Exercise prompt - Gather the lines from the material that contain "Arty".
#####
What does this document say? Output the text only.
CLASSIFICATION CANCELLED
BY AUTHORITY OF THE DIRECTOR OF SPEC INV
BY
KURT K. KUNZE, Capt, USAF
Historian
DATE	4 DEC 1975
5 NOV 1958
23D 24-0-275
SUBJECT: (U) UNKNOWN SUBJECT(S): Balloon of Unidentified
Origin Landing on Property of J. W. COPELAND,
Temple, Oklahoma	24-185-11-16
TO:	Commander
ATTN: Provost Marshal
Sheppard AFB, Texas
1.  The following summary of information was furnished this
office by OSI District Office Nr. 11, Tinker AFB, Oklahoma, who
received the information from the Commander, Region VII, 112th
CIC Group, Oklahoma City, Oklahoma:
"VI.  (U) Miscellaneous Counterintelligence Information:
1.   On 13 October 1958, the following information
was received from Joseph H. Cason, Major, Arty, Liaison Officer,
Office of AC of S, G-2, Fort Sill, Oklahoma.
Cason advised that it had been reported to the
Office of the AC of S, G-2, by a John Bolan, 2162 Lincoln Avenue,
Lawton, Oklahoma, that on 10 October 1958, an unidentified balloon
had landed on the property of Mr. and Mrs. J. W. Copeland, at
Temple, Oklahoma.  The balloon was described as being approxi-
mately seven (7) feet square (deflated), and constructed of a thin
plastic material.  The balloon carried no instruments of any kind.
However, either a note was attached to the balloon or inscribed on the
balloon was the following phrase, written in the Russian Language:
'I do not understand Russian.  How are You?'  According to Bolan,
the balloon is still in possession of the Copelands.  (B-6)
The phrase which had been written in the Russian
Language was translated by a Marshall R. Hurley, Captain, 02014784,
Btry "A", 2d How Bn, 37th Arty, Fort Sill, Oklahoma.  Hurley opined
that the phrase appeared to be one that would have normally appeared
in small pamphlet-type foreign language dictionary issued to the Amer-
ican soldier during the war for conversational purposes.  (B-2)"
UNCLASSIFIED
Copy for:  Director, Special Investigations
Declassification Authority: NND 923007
#####
Exercise result -
was received from Joseph H. Cason, Major, Arty, Liaison Officer,
Btry "A", 2d How Bn, 37th Arty, Fort Sill, Oklahoma.  Hurley opined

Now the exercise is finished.